**DIRECTIONS**
Will you write out all the entries below exactly?

**MATERIALS PROVIDED**
+ + + + +

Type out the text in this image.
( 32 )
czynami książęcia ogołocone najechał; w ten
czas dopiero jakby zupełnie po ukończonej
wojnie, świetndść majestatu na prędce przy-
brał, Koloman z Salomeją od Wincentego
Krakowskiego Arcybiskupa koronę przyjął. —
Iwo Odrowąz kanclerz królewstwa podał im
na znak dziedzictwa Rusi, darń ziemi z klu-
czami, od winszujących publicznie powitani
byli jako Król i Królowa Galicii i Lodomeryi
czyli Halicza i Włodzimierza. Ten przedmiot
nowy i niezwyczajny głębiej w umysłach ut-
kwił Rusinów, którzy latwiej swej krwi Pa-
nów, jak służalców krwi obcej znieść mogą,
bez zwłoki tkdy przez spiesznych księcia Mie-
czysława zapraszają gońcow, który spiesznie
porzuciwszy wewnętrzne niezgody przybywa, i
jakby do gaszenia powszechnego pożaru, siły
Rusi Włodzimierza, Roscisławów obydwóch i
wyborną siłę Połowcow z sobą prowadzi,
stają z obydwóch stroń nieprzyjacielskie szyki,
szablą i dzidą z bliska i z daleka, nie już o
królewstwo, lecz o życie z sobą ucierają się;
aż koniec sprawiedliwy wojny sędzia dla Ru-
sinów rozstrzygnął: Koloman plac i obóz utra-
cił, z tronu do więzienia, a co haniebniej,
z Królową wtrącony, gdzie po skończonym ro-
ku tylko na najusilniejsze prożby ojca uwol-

+ + + + +

**THE ANSWER**
Type out the text in this image.
( 32 )
czynami książęcia ogołocone najechał; w ten
czas dopiero jakby zupełnie po ukończonej
wojnie, świetndść majestatu na prędce przy-
brał, Koloman z Salomeją od Wincentego
Krakowskiego Arcybiskupa koronę przyjął. —
Iwo Odrowąz kanclerz królewstwa podał im
na znak dziedzictwa Rusi, darń ziemi z klu-
czami, od winszujących publicznie powitani
byli jako Król i Królowa Galicii i Lodomeryi
czyli Halicza i Włodzimierza. Ten przedmiot
nowy i niezwyczajny głębiej w umysłach ut-
kwił Rusinów, którzy latwiej swej krwi Pa-
nów, jak służalców krwi obcej znieść mogą,
bez zwłoki tkdy przez spiesznych księcia Mie-
czysława zapraszają gońcow, który spiesznie
porzuciwszy wewnętrzne niezgody przybywa, i
jakby do gaszenia powszechnego pożaru, siły
Rusi Włodzimierza, Roscisławów obydwóch i
wyborną siłę Połowcow z sobą prowadzi,
stają z obydwóch stroń nieprzyjacielskie szyki,
szablą i dzidą z bliska i z daleka, nie już o
królewstwo, lecz o życie z sobą ucierają się;
aż koniec sprawiedliwy wojny sędzia dla Ru-
sinów rozstrzygnął: Koloman plac i obóz utra-
cił, z tronu do więzienia, a co haniebniej,
z Królową wtrącony, gdzie po skończonym ro-
ku tylko na najusilniejsze prożby ojca uwol-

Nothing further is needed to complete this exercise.